= What to produce =
What lines of the data include the string "gone"? Copy them all.

= Recorded data =
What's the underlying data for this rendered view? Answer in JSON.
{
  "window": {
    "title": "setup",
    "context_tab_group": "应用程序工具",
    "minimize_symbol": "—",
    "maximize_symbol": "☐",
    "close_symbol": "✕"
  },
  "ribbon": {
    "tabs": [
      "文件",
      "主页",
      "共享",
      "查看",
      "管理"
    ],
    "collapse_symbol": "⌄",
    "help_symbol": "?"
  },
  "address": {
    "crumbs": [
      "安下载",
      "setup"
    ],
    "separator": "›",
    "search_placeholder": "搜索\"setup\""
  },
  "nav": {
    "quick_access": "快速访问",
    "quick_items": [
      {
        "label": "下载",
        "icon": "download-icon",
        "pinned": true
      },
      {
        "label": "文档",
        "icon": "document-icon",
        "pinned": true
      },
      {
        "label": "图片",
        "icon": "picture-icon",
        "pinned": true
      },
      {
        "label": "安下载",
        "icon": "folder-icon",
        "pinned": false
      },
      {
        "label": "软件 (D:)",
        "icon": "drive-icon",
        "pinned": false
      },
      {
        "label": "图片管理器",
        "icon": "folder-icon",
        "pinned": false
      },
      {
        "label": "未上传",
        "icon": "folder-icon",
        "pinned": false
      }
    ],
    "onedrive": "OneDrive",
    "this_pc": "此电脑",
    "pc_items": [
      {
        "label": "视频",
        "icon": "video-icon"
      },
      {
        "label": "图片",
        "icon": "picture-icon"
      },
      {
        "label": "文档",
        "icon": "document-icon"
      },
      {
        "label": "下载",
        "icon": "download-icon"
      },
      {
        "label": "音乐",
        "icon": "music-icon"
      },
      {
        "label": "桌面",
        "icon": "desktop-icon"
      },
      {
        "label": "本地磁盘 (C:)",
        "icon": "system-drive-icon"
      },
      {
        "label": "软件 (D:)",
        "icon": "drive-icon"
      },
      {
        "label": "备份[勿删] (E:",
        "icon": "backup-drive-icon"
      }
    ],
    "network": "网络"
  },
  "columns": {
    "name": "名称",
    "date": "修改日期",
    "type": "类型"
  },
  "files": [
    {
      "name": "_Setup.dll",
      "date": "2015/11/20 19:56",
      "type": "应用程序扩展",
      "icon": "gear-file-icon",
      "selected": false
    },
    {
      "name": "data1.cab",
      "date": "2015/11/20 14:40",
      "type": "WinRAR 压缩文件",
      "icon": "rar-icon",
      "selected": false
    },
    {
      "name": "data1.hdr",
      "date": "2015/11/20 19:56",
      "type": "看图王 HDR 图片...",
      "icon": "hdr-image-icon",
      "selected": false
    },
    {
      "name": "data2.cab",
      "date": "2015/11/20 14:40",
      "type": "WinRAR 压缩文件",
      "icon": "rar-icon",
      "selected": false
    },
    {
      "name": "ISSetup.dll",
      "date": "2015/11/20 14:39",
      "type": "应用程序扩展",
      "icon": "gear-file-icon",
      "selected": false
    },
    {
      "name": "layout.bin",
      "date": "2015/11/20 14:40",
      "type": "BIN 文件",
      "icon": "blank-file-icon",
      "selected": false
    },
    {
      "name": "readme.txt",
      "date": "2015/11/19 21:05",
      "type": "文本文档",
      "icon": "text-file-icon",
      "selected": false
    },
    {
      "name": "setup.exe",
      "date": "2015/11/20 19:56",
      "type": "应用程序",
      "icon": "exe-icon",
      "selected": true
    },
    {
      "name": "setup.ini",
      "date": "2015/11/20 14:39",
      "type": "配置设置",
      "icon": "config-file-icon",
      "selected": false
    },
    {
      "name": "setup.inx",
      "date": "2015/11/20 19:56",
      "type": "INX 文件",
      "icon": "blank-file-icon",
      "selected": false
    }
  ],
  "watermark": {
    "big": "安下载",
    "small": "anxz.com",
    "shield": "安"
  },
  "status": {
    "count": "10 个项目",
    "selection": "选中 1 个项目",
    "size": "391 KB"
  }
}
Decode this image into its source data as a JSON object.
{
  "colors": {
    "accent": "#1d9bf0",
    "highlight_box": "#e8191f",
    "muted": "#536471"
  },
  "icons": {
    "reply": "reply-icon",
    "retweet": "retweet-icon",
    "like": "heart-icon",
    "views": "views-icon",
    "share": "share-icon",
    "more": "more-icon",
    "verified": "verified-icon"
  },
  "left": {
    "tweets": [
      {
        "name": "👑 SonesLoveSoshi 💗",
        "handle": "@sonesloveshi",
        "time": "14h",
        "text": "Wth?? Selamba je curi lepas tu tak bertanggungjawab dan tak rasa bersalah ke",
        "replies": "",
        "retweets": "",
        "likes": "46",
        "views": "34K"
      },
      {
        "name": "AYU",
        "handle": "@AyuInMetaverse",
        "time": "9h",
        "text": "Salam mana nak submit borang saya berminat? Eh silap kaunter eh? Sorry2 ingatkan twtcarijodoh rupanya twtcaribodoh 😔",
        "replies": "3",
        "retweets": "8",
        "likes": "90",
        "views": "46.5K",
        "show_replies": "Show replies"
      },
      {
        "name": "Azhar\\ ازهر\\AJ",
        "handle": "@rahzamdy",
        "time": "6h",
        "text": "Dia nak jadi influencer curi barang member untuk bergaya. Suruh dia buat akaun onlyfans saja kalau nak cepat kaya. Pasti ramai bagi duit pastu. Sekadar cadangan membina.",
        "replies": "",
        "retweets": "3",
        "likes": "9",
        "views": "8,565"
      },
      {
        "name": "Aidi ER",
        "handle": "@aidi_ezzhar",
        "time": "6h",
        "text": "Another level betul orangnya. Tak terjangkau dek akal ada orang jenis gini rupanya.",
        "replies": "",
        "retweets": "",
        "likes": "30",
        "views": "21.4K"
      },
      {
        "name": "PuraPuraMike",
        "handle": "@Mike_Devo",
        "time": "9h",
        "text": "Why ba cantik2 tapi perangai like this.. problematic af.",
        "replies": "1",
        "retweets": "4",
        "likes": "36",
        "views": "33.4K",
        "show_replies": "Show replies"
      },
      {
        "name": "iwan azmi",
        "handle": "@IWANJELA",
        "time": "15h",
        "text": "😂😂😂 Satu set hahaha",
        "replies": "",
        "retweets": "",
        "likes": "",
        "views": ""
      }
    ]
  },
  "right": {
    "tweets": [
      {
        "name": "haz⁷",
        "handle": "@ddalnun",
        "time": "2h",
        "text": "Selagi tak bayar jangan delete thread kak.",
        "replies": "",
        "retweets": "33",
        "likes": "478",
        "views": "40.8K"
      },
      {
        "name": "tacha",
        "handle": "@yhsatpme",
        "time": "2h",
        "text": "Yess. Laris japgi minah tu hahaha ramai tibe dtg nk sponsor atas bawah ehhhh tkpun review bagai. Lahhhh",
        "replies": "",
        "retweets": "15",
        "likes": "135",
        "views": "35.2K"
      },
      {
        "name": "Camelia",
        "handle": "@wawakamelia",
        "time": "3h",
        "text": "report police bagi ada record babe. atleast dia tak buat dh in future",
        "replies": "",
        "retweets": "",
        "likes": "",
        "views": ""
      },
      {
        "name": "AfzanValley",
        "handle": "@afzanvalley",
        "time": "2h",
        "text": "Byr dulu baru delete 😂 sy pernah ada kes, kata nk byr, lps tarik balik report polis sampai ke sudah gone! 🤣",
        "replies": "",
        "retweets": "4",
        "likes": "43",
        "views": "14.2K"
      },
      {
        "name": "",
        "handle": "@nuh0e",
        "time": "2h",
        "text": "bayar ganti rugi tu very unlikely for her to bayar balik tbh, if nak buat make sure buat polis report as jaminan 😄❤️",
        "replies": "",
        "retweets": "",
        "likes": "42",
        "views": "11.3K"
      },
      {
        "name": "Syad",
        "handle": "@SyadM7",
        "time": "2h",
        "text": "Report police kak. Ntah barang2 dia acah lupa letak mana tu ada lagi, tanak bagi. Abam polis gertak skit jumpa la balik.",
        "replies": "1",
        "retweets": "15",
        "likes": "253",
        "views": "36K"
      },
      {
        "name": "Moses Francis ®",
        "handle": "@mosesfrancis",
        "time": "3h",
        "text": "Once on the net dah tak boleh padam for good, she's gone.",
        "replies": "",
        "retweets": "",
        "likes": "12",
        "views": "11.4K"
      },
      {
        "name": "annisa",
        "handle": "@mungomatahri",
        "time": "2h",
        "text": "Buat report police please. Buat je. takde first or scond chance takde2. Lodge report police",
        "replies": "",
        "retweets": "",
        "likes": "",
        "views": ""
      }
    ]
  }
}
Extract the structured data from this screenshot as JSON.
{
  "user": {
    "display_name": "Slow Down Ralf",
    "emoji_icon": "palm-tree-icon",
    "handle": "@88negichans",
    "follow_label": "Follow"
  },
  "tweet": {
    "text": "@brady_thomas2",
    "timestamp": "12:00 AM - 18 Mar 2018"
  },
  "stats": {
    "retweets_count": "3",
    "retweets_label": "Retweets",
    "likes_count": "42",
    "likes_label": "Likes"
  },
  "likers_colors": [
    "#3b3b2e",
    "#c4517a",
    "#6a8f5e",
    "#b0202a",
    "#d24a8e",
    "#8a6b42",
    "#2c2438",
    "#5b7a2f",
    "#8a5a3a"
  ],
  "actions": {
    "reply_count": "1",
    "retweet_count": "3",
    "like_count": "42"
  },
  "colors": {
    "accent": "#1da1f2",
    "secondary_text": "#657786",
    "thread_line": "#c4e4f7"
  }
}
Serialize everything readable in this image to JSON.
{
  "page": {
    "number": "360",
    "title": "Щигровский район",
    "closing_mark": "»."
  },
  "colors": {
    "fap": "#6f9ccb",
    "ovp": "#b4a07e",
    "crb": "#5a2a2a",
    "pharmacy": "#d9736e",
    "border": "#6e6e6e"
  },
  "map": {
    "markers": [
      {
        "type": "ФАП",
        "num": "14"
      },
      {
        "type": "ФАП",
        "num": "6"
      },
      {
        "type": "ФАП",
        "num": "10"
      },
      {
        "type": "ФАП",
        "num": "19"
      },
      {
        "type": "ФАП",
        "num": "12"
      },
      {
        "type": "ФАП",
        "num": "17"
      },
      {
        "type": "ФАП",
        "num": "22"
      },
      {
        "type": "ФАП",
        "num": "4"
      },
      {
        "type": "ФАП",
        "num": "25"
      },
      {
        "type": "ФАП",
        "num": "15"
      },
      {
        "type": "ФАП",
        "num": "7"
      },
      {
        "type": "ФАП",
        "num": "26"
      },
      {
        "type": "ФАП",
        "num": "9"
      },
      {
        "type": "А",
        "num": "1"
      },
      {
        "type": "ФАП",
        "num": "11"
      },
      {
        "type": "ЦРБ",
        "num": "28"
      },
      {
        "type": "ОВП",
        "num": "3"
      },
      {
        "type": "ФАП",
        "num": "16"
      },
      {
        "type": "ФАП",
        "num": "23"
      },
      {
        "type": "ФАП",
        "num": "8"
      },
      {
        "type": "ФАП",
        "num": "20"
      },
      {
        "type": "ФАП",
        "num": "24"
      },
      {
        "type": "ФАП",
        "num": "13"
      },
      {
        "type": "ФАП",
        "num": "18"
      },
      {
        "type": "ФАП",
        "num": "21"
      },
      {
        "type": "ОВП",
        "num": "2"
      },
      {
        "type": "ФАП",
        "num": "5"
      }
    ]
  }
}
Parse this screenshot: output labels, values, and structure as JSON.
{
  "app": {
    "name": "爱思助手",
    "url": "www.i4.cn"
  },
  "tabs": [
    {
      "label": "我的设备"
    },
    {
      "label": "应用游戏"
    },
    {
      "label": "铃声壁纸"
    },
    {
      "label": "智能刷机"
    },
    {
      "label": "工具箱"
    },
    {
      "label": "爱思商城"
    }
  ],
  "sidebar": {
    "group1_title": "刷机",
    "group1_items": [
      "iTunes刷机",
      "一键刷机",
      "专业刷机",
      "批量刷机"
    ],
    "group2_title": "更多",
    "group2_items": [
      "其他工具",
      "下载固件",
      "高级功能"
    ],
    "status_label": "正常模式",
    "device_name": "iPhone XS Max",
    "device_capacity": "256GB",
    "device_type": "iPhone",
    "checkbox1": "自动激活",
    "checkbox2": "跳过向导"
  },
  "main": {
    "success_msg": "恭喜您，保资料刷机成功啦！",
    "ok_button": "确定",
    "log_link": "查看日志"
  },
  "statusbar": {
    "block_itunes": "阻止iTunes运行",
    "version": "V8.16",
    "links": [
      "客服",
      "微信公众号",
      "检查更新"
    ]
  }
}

= Answer in full =
        "text": "Byr dulu baru delete 😂 sy pernah ada kes, kata nk byr, lps tarik balik report polis sampai ke sudah gone! 🤣",
        "text": "Once on the net dah tak boleh padam for good, she's gone.",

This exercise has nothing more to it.